** Begin Rows **
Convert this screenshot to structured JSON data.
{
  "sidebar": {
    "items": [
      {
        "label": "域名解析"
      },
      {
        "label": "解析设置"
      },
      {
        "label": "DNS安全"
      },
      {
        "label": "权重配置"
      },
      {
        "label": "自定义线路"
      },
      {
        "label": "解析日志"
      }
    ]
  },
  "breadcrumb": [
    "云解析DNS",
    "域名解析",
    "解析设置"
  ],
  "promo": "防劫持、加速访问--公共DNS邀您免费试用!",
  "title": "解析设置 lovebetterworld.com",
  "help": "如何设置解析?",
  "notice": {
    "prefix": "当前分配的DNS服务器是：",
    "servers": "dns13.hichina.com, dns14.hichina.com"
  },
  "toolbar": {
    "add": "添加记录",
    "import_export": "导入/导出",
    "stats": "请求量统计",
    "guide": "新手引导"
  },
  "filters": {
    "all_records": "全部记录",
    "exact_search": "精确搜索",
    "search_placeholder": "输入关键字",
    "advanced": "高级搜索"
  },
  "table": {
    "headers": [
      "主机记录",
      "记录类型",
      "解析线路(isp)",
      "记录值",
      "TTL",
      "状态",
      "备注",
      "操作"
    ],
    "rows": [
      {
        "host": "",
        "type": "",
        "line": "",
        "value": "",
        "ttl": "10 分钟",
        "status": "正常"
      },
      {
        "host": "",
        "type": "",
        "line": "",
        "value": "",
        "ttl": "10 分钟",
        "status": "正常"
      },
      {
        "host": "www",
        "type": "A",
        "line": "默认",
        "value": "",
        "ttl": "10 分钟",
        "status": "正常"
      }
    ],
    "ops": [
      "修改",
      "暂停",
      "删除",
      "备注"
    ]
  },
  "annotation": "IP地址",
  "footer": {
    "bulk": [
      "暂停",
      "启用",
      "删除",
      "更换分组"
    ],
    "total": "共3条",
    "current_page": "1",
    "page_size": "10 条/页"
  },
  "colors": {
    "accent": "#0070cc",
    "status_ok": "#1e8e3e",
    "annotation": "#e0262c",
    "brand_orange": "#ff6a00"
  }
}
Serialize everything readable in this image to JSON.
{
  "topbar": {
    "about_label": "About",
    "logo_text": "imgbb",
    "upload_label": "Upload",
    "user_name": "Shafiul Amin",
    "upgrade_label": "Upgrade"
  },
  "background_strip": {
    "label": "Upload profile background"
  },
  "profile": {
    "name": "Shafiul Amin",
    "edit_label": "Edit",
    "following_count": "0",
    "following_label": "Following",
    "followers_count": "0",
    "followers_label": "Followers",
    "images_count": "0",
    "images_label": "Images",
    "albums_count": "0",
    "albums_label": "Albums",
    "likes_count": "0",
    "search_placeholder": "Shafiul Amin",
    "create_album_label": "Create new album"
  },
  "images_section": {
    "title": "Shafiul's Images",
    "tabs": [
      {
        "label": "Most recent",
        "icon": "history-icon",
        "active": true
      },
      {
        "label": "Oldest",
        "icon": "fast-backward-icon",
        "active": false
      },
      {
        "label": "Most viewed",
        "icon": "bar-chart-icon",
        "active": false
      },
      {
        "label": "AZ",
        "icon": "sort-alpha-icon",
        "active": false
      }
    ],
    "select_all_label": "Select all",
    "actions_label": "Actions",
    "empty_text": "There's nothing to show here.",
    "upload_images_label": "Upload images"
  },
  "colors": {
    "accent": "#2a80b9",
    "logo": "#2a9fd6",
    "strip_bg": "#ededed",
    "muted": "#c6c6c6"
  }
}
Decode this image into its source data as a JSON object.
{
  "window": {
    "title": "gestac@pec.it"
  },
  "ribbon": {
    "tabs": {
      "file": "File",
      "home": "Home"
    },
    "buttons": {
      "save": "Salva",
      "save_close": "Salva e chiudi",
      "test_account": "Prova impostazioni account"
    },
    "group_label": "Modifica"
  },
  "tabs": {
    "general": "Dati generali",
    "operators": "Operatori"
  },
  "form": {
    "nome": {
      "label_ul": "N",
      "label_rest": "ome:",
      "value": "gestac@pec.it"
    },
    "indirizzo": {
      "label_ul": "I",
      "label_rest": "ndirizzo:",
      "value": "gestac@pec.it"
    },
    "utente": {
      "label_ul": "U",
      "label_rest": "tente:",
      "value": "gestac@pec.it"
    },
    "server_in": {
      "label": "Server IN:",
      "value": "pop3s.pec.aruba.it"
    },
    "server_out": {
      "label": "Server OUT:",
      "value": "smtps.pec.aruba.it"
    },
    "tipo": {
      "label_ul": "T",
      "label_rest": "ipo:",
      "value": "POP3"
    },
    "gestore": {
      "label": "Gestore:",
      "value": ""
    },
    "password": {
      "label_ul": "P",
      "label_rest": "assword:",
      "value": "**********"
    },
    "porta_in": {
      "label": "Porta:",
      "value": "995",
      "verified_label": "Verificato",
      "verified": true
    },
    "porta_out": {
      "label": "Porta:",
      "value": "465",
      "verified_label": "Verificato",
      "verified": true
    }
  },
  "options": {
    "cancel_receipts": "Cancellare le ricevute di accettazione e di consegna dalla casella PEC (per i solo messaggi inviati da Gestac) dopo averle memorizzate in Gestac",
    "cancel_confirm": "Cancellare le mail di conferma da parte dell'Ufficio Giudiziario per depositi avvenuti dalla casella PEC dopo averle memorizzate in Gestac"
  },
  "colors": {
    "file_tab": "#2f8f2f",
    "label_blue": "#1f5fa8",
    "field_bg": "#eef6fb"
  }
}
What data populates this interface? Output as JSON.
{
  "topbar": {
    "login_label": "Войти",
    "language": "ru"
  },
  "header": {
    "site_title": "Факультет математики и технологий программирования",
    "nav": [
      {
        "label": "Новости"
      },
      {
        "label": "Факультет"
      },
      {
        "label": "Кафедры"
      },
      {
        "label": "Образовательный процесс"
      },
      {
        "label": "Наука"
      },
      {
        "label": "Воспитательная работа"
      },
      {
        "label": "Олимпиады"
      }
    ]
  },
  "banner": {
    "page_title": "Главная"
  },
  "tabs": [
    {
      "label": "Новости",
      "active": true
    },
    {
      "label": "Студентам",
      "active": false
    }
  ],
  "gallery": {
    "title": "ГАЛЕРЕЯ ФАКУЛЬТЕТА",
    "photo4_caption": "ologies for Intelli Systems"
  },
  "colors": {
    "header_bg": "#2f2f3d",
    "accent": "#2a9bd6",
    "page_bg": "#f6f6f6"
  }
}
** End Rows **
Task to carry out: Reproduce all of the records exactly.

Answer for the task:
Convert this screenshot to structured JSON data.
{
  "sidebar": {
    "items": [
      {
        "label": "域名解析"
      },
      {
        "label": "解析设置"
      },
      {
        "label": "DNS安全"
      },
      {
        "label": "权重配置"
      },
      {
        "label": "自定义线路"
      },
      {
        "label": "解析日志"
      }
    ]
  },
  "breadcrumb": [
    "云解析DNS",
    "域名解析",
    "解析设置"
  ],
  "promo": "防劫持、加速访问--公共DNS邀您免费试用!",
  "title": "解析设置 lovebetterworld.com",
  "help": "如何设置解析?",
  "notice": {
    "prefix": "当前分配的DNS服务器是：",
    "servers": "dns13.hichina.com, dns14.hichina.com"
  },
  "toolbar": {
    "add": "添加记录",
    "import_export": "导入/导出",
    "stats": "请求量统计",
    "guide": "新手引导"
  },
  "filters": {
    "all_records": "全部记录",
    "exact_search": "精确搜索",
    "search_placeholder": "输入关键字",
    "advanced": "高级搜索"
  },
  "table": {
    "headers": [
      "主机记录",
      "记录类型",
      "解析线路(isp)",
      "记录值",
      "TTL",
      "状态",
      "备注",
      "操作"
    ],
    "rows": [
      {
        "host": "",
        "type": "",
        "line": "",
        "value": "",
        "ttl": "10 分钟",
        "status": "正常"
      },
      {
        "host": "",
        "type": "",
        "line": "",
        "value": "",
        "ttl": "10 分钟",
        "status": "正常"
      },
      {
        "host": "www",
        "type": "A",
        "line": "默认",
        "value": "",
        "ttl": "10 分钟",
        "status": "正常"
      }
    ],
    "ops": [
      "修改",
      "暂停",
      "删除",
      "备注"
    ]
  },
  "annotation": "IP地址",
  "footer": {
    "bulk": [
      "暂停",
      "启用",
      "删除",
      "更换分组"
    ],
    "total": "共3条",
    "current_page": "1",
    "page_size": "10 条/页"
  },
  "colors": {
    "accent": "#0070cc",
    "status_ok": "#1e8e3e",
    "annotation": "#e0262c",
    "brand_orange": "#ff6a00"
  }
}
Serialize everything readable in this image to JSON.
{
  "topbar": {
    "about_label": "About",
    "logo_text": "imgbb",
    "upload_label": "Upload",
    "user_name": "Shafiul Amin",
    "upgrade_label": "Upgrade"
  },
  "background_strip": {
    "label": "Upload profile background"
  },
  "profile": {
    "name": "Shafiul Amin",
    "edit_label": "Edit",
    "following_count": "0",
    "following_label": "Following",
    "followers_count": "0",
    "followers_label": "Followers",
    "images_count": "0",
    "images_label": "Images",
    "albums_count": "0",
    "albums_label": "Albums",
    "likes_count": "0",
    "search_placeholder": "Shafiul Amin",
    "create_album_label": "Create new album"
  },
  "images_section": {
    "title": "Shafiul's Images",
    "tabs": [
      {
        "label": "Most recent",
        "icon": "history-icon",
        "active": true
      },
      {
        "label": "Oldest",
        "icon": "fast-backward-icon",
        "active": false
      },
      {
        "label": "Most viewed",
        "icon": "bar-chart-icon",
        "active": false
      },
      {
        "label": "AZ",
        "icon": "sort-alpha-icon",
        "active": false
      }
    ],
    "select_all_label": "Select all",
    "actions_label": "Actions",
    "empty_text": "There's nothing to show here.",
    "upload_images_label": "Upload images"
  },
  "colors": {
    "accent": "#2a80b9",
    "logo": "#2a9fd6",
    "strip_bg": "#ededed",
    "muted": "#c6c6c6"
  }
}
Decode this image into its source data as a JSON object.
{
  "window": {
    "title": "gestac@pec.it"
  },
  "ribbon": {
    "tabs": {
      "file": "File",
      "home": "Home"
    },
    "buttons": {
      "save": "Salva",
      "save_close": "Salva e chiudi",
      "test_account": "Prova impostazioni account"
    },
    "group_label": "Modifica"
  },
  "tabs": {
    "general": "Dati generali",
    "operators": "Operatori"
  },
  "form": {
    "nome": {
      "label_ul": "N",
      "label_rest": "ome:",
      "value": "gestac@pec.it"
    },
    "indirizzo": {
      "label_ul": "I",
      "label_rest": "ndirizzo:",
      "value": "gestac@pec.it"
    },
    "utente": {
      "label_ul": "U",
      "label_rest": "tente:",
      "value": "gestac@pec.it"
    },
    "server_in": {
      "label": "Server IN:",
      "value": "pop3s.pec.aruba.it"
    },
    "server_out": {
      "label": "Server OUT:",
      "value": "smtps.pec.aruba.it"
    },
    "tipo": {
      "label_ul": "T",
      "label_rest": "ipo:",
      "value": "POP3"
    },
    "gestore": {
      "label": "Gestore:",
      "value": ""
    },
    "password": {
      "label_ul": "P",
      "label_rest": "assword:",
      "value": "**********"
    },
    "porta_in": {
      "label": "Porta:",
      "value": "995",
      "verified_label": "Verificato",
      "verified": true
    },
    "porta_out": {
      "label": "Porta:",
      "value": "465",
      "verified_label": "Verificato",
      "verified": true
    }
  },
  "options": {
    "cancel_receipts": "Cancellare le ricevute di accettazione e di consegna dalla casella PEC (per i solo messaggi inviati da Gestac) dopo averle memorizzate in Gestac",
    "cancel_confirm": "Cancellare le mail di conferma da parte dell'Ufficio Giudiziario per depositi avvenuti dalla casella PEC dopo averle memorizzate in Gestac"
  },
  "colors": {
    "file_tab": "#2f8f2f",
    "label_blue": "#1f5fa8",
    "field_bg": "#eef6fb"
  }
}
What data populates this interface? Output as JSON.
{
  "topbar": {
    "login_label": "Войти",
    "language": "ru"
  },
  "header": {
    "site_title": "Факультет математики и технологий программирования",
    "nav": [
      {
        "label": "Новости"
      },
      {
        "label": "Факультет"
      },
      {
        "label": "Кафедры"
      },
      {
        "label": "Образовательный процесс"
      },
      {
        "label": "Наука"
      },
      {
        "label": "Воспитательная работа"
      },
      {
        "label": "Олимпиады"
      }
    ]
  },
  "banner": {
    "page_title": "Главная"
  },
  "tabs": [
    {
      "label": "Новости",
      "active": true
    },
    {
      "label": "Студентам",
      "active": false
    }
  ],
  "gallery": {
    "title": "ГАЛЕРЕЯ ФАКУЛЬТЕТА",
    "photo4_caption": "ologies for Intelli Systems"
  },
  "colors": {
    "header_bg": "#2f2f3d",
    "accent": "#2a9bd6",
    "page_bg": "#f6f6f6"
  }
}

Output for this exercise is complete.